- [Requirements]
Restate the full set of records exactly, without adding or dropping a word.

- [Extracted material]
* START *

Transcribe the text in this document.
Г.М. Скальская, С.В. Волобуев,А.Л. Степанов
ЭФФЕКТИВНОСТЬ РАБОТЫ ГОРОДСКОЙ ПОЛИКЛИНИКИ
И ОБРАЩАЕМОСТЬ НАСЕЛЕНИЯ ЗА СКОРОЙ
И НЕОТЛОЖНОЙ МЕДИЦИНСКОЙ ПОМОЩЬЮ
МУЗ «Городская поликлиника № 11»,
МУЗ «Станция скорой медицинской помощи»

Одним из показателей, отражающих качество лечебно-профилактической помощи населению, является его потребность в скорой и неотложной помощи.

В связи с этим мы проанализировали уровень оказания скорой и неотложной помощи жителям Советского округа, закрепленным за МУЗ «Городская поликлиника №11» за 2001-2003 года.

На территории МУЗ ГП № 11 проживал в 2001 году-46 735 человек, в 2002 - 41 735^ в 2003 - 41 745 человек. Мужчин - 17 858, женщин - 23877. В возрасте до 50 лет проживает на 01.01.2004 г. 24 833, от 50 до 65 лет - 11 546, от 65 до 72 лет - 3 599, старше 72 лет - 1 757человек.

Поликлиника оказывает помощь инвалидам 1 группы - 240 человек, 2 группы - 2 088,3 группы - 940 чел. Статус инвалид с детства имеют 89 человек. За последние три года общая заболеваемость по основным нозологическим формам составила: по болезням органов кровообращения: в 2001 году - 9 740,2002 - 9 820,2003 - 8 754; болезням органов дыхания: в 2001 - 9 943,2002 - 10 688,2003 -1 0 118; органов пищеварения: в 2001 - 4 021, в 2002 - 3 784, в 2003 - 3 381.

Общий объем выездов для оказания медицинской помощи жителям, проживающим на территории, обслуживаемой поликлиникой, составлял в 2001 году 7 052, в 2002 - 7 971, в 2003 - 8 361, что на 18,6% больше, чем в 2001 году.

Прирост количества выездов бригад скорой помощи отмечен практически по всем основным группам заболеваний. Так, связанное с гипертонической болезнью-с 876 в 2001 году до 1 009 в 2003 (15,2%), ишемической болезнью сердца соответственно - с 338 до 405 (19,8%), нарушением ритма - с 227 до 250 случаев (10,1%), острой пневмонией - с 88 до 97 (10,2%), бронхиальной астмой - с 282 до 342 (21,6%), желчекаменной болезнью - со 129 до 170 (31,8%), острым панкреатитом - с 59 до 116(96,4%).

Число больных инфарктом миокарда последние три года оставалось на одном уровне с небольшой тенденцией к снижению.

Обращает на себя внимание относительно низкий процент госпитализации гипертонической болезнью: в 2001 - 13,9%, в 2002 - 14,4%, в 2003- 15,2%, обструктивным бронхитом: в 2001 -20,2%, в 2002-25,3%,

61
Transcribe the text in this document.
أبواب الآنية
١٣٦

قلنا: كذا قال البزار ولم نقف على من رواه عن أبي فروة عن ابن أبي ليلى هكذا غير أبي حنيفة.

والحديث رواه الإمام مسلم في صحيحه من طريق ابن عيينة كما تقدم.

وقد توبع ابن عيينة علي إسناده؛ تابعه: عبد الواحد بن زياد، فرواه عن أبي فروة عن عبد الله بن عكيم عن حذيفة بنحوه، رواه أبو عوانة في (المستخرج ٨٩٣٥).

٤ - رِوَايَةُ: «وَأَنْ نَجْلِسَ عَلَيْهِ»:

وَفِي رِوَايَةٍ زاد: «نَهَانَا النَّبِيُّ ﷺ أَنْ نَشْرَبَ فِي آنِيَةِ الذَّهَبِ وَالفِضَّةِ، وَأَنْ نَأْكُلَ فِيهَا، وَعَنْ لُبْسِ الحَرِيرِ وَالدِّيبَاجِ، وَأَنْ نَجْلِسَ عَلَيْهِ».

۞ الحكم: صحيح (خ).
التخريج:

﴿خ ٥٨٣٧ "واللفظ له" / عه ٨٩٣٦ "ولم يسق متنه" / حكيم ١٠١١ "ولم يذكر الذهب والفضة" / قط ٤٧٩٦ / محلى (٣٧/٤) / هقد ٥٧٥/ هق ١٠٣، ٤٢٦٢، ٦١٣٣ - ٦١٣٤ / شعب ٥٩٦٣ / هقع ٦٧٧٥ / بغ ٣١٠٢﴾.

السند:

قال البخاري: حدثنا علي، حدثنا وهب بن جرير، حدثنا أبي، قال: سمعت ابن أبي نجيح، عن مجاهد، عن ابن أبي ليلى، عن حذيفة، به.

* END *

- [Solution to this task]
Transcribe the text in this document.
Г.М. Скальская, С.В. Волобуев,А.Л. Степанов
ЭФФЕКТИВНОСТЬ РАБОТЫ ГОРОДСКОЙ ПОЛИКЛИНИКИ
И ОБРАЩАЕМОСТЬ НАСЕЛЕНИЯ ЗА СКОРОЙ
И НЕОТЛОЖНОЙ МЕДИЦИНСКОЙ ПОМОЩЬЮ
МУЗ «Городская поликлиника № 11»,
МУЗ «Станция скорой медицинской помощи»

Одним из показателей, отражающих качество лечебно-профилактической помощи населению, является его потребность в скорой и неотложной помощи.

В связи с этим мы проанализировали уровень оказания скорой и неотложной помощи жителям Советского округа, закрепленным за МУЗ «Городская поликлиника №11» за 2001-2003 года.

На территории МУЗ ГП № 11 проживал в 2001 году-46 735 человек, в 2002 - 41 735^ в 2003 - 41 745 человек. Мужчин - 17 858, женщин - 23877. В возрасте до 50 лет проживает на 01.01.2004 г. 24 833, от 50 до 65 лет - 11 546, от 65 до 72 лет - 3 599, старше 72 лет - 1 757человек.

Поликлиника оказывает помощь инвалидам 1 группы - 240 человек, 2 группы - 2 088,3 группы - 940 чел. Статус инвалид с детства имеют 89 человек. За последние три года общая заболеваемость по основным нозологическим формам составила: по болезням органов кровообращения: в 2001 году - 9 740,2002 - 9 820,2003 - 8 754; болезням органов дыхания: в 2001 - 9 943,2002 - 10 688,2003 -1 0 118; органов пищеварения: в 2001 - 4 021, в 2002 - 3 784, в 2003 - 3 381.

Общий объем выездов для оказания медицинской помощи жителям, проживающим на территории, обслуживаемой поликлиникой, составлял в 2001 году 7 052, в 2002 - 7 971, в 2003 - 8 361, что на 18,6% больше, чем в 2001 году.

Прирост количества выездов бригад скорой помощи отмечен практически по всем основным группам заболеваний. Так, связанное с гипертонической болезнью-с 876 в 2001 году до 1 009 в 2003 (15,2%), ишемической болезнью сердца соответственно - с 338 до 405 (19,8%), нарушением ритма - с 227 до 250 случаев (10,1%), острой пневмонией - с 88 до 97 (10,2%), бронхиальной астмой - с 282 до 342 (21,6%), желчекаменной болезнью - со 129 до 170 (31,8%), острым панкреатитом - с 59 до 116(96,4%).

Число больных инфарктом миокарда последние три года оставалось на одном уровне с небольшой тенденцией к снижению.

Обращает на себя внимание относительно низкий процент госпитализации гипертонической болезнью: в 2001 - 13,9%, в 2002 - 14,4%, в 2003- 15,2%, обструктивным бронхитом: в 2001 -20,2%, в 2002-25,3%,

61
Transcribe the text in this document.
أبواب الآنية
١٣٦

قلنا: كذا قال البزار ولم نقف على من رواه عن أبي فروة عن ابن أبي ليلى هكذا غير أبي حنيفة.

والحديث رواه الإمام مسلم في صحيحه من طريق ابن عيينة كما تقدم.

وقد توبع ابن عيينة علي إسناده؛ تابعه: عبد الواحد بن زياد، فرواه عن أبي فروة عن عبد الله بن عكيم عن حذيفة بنحوه، رواه أبو عوانة في (المستخرج ٨٩٣٥).

٤ - رِوَايَةُ: «وَأَنْ نَجْلِسَ عَلَيْهِ»:

وَفِي رِوَايَةٍ زاد: «نَهَانَا النَّبِيُّ ﷺ أَنْ نَشْرَبَ فِي آنِيَةِ الذَّهَبِ وَالفِضَّةِ، وَأَنْ نَأْكُلَ فِيهَا، وَعَنْ لُبْسِ الحَرِيرِ وَالدِّيبَاجِ، وَأَنْ نَجْلِسَ عَلَيْهِ».

۞ الحكم: صحيح (خ).
التخريج:

﴿خ ٥٨٣٧ "واللفظ له" / عه ٨٩٣٦ "ولم يسق متنه" / حكيم ١٠١١ "ولم يذكر الذهب والفضة" / قط ٤٧٩٦ / محلى (٣٧/٤) / هقد ٥٧٥/ هق ١٠٣، ٤٢٦٢، ٦١٣٣ - ٦١٣٤ / شعب ٥٩٦٣ / هقع ٦٧٧٥ / بغ ٣١٠٢﴾.

السند:

قال البخاري: حدثنا علي، حدثنا وهب بن جرير، حدثنا أبي، قال: سمعت ابن أبي نجيح، عن مجاهد، عن ابن أبي ليلى، عن حذيفة، به.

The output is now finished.